**Task objective:** Write out every single entry exactly.

**Records excerpted from a collection:**
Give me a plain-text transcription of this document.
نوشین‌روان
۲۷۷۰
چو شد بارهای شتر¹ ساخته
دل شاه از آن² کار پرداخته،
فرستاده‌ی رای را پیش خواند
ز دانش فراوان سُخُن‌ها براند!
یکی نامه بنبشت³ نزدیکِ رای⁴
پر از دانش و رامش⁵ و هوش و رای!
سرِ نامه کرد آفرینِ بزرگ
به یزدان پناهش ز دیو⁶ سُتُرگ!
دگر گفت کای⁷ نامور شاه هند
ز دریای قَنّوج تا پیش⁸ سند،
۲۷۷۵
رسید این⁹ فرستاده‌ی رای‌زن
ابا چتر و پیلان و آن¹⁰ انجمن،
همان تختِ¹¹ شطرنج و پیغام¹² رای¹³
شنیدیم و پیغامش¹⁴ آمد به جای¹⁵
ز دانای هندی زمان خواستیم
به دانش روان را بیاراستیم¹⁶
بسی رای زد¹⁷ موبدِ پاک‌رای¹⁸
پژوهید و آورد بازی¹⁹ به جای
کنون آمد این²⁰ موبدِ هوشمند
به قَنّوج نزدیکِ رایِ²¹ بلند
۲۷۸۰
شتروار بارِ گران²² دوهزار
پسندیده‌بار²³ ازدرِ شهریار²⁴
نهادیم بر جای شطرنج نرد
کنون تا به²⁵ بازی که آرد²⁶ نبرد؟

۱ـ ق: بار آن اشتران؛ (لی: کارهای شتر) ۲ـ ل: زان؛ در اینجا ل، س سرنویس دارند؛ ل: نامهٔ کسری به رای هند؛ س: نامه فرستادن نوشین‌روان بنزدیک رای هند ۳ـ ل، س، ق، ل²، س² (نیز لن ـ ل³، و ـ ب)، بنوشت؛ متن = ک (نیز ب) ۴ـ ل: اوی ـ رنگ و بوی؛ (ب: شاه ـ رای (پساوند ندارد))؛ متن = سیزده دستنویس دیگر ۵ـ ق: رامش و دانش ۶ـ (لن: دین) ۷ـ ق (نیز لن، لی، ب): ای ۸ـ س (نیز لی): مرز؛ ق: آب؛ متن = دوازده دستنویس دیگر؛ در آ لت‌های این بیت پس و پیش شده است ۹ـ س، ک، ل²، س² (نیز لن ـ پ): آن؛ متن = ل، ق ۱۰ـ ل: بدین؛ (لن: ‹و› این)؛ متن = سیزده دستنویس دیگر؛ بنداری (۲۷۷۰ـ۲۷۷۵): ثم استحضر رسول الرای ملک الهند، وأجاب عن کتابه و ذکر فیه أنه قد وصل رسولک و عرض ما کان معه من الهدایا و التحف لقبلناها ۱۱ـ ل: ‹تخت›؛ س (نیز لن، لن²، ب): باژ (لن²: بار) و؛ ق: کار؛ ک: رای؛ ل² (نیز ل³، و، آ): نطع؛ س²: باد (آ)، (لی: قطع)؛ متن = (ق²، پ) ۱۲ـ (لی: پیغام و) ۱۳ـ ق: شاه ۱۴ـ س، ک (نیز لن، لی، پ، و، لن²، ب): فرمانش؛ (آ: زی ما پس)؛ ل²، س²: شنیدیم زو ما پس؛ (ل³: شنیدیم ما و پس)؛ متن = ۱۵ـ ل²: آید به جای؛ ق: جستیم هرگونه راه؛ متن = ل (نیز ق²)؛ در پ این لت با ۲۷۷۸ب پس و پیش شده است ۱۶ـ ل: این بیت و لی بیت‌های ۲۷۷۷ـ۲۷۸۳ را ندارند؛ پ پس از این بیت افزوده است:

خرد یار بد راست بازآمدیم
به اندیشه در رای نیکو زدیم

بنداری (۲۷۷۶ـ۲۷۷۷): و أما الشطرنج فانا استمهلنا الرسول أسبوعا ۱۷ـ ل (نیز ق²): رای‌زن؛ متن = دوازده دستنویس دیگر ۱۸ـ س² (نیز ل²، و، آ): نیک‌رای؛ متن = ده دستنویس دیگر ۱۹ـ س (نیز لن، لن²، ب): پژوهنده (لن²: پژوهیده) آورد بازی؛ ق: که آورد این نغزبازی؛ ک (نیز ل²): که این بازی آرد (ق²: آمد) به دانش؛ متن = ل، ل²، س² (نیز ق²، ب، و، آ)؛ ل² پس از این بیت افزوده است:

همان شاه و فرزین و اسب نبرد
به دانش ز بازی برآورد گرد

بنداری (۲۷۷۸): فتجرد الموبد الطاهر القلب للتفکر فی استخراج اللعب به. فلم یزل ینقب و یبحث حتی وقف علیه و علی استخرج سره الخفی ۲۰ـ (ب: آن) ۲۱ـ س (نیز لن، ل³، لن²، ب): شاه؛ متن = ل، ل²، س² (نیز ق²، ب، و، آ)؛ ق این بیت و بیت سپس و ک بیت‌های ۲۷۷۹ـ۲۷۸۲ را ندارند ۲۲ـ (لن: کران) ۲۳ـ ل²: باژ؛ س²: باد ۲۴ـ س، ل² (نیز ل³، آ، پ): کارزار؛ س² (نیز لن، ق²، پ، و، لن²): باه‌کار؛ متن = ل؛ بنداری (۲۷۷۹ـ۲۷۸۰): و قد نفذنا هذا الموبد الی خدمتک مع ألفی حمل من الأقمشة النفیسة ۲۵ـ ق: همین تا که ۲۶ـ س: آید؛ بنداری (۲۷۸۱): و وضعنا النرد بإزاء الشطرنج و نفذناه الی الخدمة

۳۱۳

**Written solution:**
Give me a plain-text transcription of this document.
نوشین‌روان
۲۷۷۰
چو شد بارهای شتر¹ ساخته
دل شاه از آن² کار پرداخته،
فرستاده‌ی رای را پیش خواند
ز دانش فراوان سُخُن‌ها براند!
یکی نامه بنبشت³ نزدیکِ رای⁴
پر از دانش و رامش⁵ و هوش و رای!
سرِ نامه کرد آفرینِ بزرگ
به یزدان پناهش ز دیو⁶ سُتُرگ!
دگر گفت کای⁷ نامور شاه هند
ز دریای قَنّوج تا پیش⁸ سند،
۲۷۷۵
رسید این⁹ فرستاده‌ی رای‌زن
ابا چتر و پیلان و آن¹⁰ انجمن،
همان تختِ¹¹ شطرنج و پیغام¹² رای¹³
شنیدیم و پیغامش¹⁴ آمد به جای¹⁵
ز دانای هندی زمان خواستیم
به دانش روان را بیاراستیم¹⁶
بسی رای زد¹⁷ موبدِ پاک‌رای¹⁸
پژوهید و آورد بازی¹⁹ به جای
کنون آمد این²⁰ موبدِ هوشمند
به قَنّوج نزدیکِ رایِ²¹ بلند
۲۷۸۰
شتروار بارِ گران²² دوهزار
پسندیده‌بار²³ ازدرِ شهریار²⁴
نهادیم بر جای شطرنج نرد
کنون تا به²⁵ بازی که آرد²⁶ نبرد؟

۱ـ ق: بار آن اشتران؛ (لی: کارهای شتر) ۲ـ ل: زان؛ در اینجا ل، س سرنویس دارند؛ ل: نامهٔ کسری به رای هند؛ س: نامه فرستادن نوشین‌روان بنزدیک رای هند ۳ـ ل، س، ق، ل²، س² (نیز لن ـ ل³، و ـ ب)، بنوشت؛ متن = ک (نیز ب) ۴ـ ل: اوی ـ رنگ و بوی؛ (ب: شاه ـ رای (پساوند ندارد))؛ متن = سیزده دستنویس دیگر ۵ـ ق: رامش و دانش ۶ـ (لن: دین) ۷ـ ق (نیز لن، لی، ب): ای ۸ـ س (نیز لی): مرز؛ ق: آب؛ متن = دوازده دستنویس دیگر؛ در آ لت‌های این بیت پس و پیش شده است ۹ـ س، ک، ل²، س² (نیز لن ـ پ): آن؛ متن = ل، ق ۱۰ـ ل: بدین؛ (لن: ‹و› این)؛ متن = سیزده دستنویس دیگر؛ بنداری (۲۷۷۰ـ۲۷۷۵): ثم استحضر رسول الرای ملک الهند، وأجاب عن کتابه و ذکر فیه أنه قد وصل رسولک و عرض ما کان معه من الهدایا و التحف لقبلناها ۱۱ـ ل: ‹تخت›؛ س (نیز لن، لن²، ب): باژ (لن²: بار) و؛ ق: کار؛ ک: رای؛ ل² (نیز ل³، و، آ): نطع؛ س²: باد (آ)، (لی: قطع)؛ متن = (ق²، پ) ۱۲ـ (لی: پیغام و) ۱۳ـ ق: شاه ۱۴ـ س، ک (نیز لن، لی، پ، و، لن²، ب): فرمانش؛ (آ: زی ما پس)؛ ل²، س²: شنیدیم زو ما پس؛ (ل³: شنیدیم ما و پس)؛ متن = ۱۵ـ ل²: آید به جای؛ ق: جستیم هرگونه راه؛ متن = ل (نیز ق²)؛ در پ این لت با ۲۷۷۸ب پس و پیش شده است ۱۶ـ ل: این بیت و لی بیت‌های ۲۷۷۷ـ۲۷۸۳ را ندارند؛ پ پس از این بیت افزوده است:

خرد یار بد راست بازآمدیم
به اندیشه در رای نیکو زدیم

بنداری (۲۷۷۶ـ۲۷۷۷): و أما الشطرنج فانا استمهلنا الرسول أسبوعا ۱۷ـ ل (نیز ق²): رای‌زن؛ متن = دوازده دستنویس دیگر ۱۸ـ س² (نیز ل²، و، آ): نیک‌رای؛ متن = ده دستنویس دیگر ۱۹ـ س (نیز لن، لن²، ب): پژوهنده (لن²: پژوهیده) آورد بازی؛ ق: که آورد این نغزبازی؛ ک (نیز ل²): که این بازی آرد (ق²: آمد) به دانش؛ متن = ل، ل²، س² (نیز ق²، ب، و، آ)؛ ل² پس از این بیت افزوده است:

همان شاه و فرزین و اسب نبرد
به دانش ز بازی برآورد گرد

بنداری (۲۷۷۸): فتجرد الموبد الطاهر القلب للتفکر فی استخراج اللعب به. فلم یزل ینقب و یبحث حتی وقف علیه و علی استخرج سره الخفی ۲۰ـ (ب: آن) ۲۱ـ س (نیز لن، ل³، لن²، ب): شاه؛ متن = ل، ل²، س² (نیز ق²، ب، و، آ)؛ ق این بیت و بیت سپس و ک بیت‌های ۲۷۷۹ـ۲۷۸۲ را ندارند ۲۲ـ (لن: کران) ۲۳ـ ل²: باژ؛ س²: باد ۲۴ـ س، ل² (نیز ل³، آ، پ): کارزار؛ س² (نیز لن، ق²، پ، و، لن²): باه‌کار؛ متن = ل؛ بنداری (۲۷۷۹ـ۲۷۸۰): و قد نفذنا هذا الموبد الی خدمتک مع ألفی حمل من الأقمشة النفیسة ۲۵ـ ق: همین تا که ۲۶ـ س: آید؛ بنداری (۲۷۸۱): و وضعنا النرد بإزاء الشطرنج و نفذناه الی الخدمة

۳۱۳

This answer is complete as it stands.